# Exercise goal
Copy the records below exactly as they appear.

Figure dataset records
[start]
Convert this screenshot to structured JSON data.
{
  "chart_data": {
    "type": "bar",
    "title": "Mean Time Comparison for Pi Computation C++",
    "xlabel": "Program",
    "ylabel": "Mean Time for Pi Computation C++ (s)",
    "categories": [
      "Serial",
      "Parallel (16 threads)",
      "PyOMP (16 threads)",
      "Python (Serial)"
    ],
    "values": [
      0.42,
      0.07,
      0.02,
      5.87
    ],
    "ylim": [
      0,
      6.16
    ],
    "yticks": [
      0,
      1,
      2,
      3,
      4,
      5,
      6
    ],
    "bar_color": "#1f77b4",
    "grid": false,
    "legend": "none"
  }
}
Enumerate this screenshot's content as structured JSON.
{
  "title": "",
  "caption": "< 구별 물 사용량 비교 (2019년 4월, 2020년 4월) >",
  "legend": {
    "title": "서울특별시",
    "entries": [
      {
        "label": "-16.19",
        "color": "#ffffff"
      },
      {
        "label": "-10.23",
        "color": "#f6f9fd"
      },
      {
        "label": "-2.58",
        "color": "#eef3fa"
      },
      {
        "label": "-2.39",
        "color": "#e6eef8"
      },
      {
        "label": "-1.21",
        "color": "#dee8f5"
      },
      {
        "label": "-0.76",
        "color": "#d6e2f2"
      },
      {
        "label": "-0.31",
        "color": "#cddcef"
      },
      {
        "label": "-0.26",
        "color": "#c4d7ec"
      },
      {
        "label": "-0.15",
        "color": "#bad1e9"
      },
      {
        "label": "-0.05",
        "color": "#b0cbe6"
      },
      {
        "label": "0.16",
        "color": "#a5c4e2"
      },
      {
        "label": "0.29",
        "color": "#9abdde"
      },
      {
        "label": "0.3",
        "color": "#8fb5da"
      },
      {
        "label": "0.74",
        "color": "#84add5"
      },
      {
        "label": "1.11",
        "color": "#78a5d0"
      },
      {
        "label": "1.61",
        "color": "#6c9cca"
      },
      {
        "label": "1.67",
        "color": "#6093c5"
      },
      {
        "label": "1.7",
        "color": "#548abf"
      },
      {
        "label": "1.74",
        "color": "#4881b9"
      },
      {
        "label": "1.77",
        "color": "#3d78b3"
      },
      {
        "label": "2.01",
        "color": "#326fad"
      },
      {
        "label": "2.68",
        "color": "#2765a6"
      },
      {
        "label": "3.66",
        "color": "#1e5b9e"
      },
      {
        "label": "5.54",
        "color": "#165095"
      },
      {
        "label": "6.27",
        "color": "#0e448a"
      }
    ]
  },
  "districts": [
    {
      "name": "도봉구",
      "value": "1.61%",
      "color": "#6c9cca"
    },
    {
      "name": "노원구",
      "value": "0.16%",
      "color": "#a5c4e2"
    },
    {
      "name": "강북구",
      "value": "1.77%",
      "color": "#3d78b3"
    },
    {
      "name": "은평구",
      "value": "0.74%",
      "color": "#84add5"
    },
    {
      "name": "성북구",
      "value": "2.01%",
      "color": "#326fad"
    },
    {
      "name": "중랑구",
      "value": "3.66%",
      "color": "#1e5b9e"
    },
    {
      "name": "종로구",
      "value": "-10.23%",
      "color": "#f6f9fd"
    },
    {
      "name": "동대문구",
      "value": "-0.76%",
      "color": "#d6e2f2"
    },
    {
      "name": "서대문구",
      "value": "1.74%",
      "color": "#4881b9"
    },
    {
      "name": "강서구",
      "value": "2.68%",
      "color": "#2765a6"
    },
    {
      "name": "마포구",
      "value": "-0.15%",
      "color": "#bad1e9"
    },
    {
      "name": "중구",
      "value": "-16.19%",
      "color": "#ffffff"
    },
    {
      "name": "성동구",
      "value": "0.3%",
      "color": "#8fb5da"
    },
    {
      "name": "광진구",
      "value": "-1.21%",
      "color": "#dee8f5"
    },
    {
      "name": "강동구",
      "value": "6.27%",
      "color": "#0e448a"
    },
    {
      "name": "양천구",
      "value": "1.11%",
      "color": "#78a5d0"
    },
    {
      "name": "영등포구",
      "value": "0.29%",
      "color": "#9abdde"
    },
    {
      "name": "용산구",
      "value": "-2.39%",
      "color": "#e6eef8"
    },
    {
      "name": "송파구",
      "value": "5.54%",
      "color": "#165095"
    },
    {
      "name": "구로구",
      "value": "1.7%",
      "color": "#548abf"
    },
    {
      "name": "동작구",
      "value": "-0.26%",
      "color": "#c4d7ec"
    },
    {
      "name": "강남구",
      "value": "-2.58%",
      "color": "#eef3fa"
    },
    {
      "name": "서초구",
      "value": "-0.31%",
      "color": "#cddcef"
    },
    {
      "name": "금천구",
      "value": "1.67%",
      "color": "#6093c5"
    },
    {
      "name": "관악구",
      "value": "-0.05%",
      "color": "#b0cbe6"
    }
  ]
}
[end]
# Exercise answer
Convert this screenshot to structured JSON data.
{
  "chart_data": {
    "type": "bar",
    "title": "Mean Time Comparison for Pi Computation C++",
    "xlabel": "Program",
    "ylabel": "Mean Time for Pi Computation C++ (s)",
    "categories": [
      "Serial",
      "Parallel (16 threads)",
      "PyOMP (16 threads)",
      "Python (Serial)"
    ],
    "values": [
      0.42,
      0.07,
      0.02,
      5.87
    ],
    "ylim": [
      0,
      6.16
    ],
    "yticks": [
      0,
      1,
      2,
      3,
      4,
      5,
      6
    ],
    "bar_color": "#1f77b4",
    "grid": false,
    "legend": "none"
  }
}
Enumerate this screenshot's content as structured JSON.
{
  "title": "",
  "caption": "< 구별 물 사용량 비교 (2019년 4월, 2020년 4월) >",
  "legend": {
    "title": "서울특별시",
    "entries": [
      {
        "label": "-16.19",
        "color": "#ffffff"
      },
      {
        "label": "-10.23",
        "color": "#f6f9fd"
      },
      {
        "label": "-2.58",
        "color": "#eef3fa"
      },
      {
        "label": "-2.39",
        "color": "#e6eef8"
      },
      {
        "label": "-1.21",
        "color": "#dee8f5"
      },
      {
        "label": "-0.76",
        "color": "#d6e2f2"
      },
      {
        "label": "-0.31",
        "color": "#cddcef"
      },
      {
        "label": "-0.26",
        "color": "#c4d7ec"
      },
      {
        "label": "-0.15",
        "color": "#bad1e9"
      },
      {
        "label": "-0.05",
        "color": "#b0cbe6"
      },
      {
        "label": "0.16",
        "color": "#a5c4e2"
      },
      {
        "label": "0.29",
        "color": "#9abdde"
      },
      {
        "label": "0.3",
        "color": "#8fb5da"
      },
      {
        "label": "0.74",
        "color": "#84add5"
      },
      {
        "label": "1.11",
        "color": "#78a5d0"
      },
      {
        "label": "1.61",
        "color": "#6c9cca"
      },
      {
        "label": "1.67",
        "color": "#6093c5"
      },
      {
        "label": "1.7",
        "color": "#548abf"
      },
      {
        "label": "1.74",
        "color": "#4881b9"
      },
      {
        "label": "1.77",
        "color": "#3d78b3"
      },
      {
        "label": "2.01",
        "color": "#326fad"
      },
      {
        "label": "2.68",
        "color": "#2765a6"
      },
      {
        "label": "3.66",
        "color": "#1e5b9e"
      },
      {
        "label": "5.54",
        "color": "#165095"
      },
      {
        "label": "6.27",
        "color": "#0e448a"
      }
    ]
  },
  "districts": [
    {
      "name": "도봉구",
      "value": "1.61%",
      "color": "#6c9cca"
    },
    {
      "name": "노원구",
      "value": "0.16%",
      "color": "#a5c4e2"
    },
    {
      "name": "강북구",
      "value": "1.77%",
      "color": "#3d78b3"
    },
    {
      "name": "은평구",
      "value": "0.74%",
      "color": "#84add5"
    },
    {
      "name": "성북구",
      "value": "2.01%",
      "color": "#326fad"
    },
    {
      "name": "중랑구",
      "value": "3.66%",
      "color": "#1e5b9e"
    },
    {
      "name": "종로구",
      "value": "-10.23%",
      "color": "#f6f9fd"
    },
    {
      "name": "동대문구",
      "value": "-0.76%",
      "color": "#d6e2f2"
    },
    {
      "name": "서대문구",
      "value": "1.74%",
      "color": "#4881b9"
    },
    {
      "name": "강서구",
      "value": "2.68%",
      "color": "#2765a6"
    },
    {
      "name": "마포구",
      "value": "-0.15%",
      "color": "#bad1e9"
    },
    {
      "name": "중구",
      "value": "-16.19%",
      "color": "#ffffff"
    },
    {
      "name": "성동구",
      "value": "0.3%",
      "color": "#8fb5da"
    },
    {
      "name": "광진구",
      "value": "-1.21%",
      "color": "#dee8f5"
    },
    {
      "name": "강동구",
      "value": "6.27%",
      "color": "#0e448a"
    },
    {
      "name": "양천구",
      "value": "1.11%",
      "color": "#78a5d0"
    },
    {
      "name": "영등포구",
      "value": "0.29%",
      "color": "#9abdde"
    },
    {
      "name": "용산구",
      "value": "-2.39%",
      "color": "#e6eef8"
    },
    {
      "name": "송파구",
      "value": "5.54%",
      "color": "#165095"
    },
    {
      "name": "구로구",
      "value": "1.7%",
      "color": "#548abf"
    },
    {
      "name": "동작구",
      "value": "-0.26%",
      "color": "#c4d7ec"
    },
    {
      "name": "강남구",
      "value": "-2.58%",
      "color": "#eef3fa"
    },
    {
      "name": "서초구",
      "value": "-0.31%",
      "color": "#cddcef"
    },
    {
      "name": "금천구",
      "value": "1.67%",
      "color": "#6093c5"
    },
    {
      "name": "관악구",
      "value": "-0.05%",
      "color": "#b0cbe6"
    }
  ]
}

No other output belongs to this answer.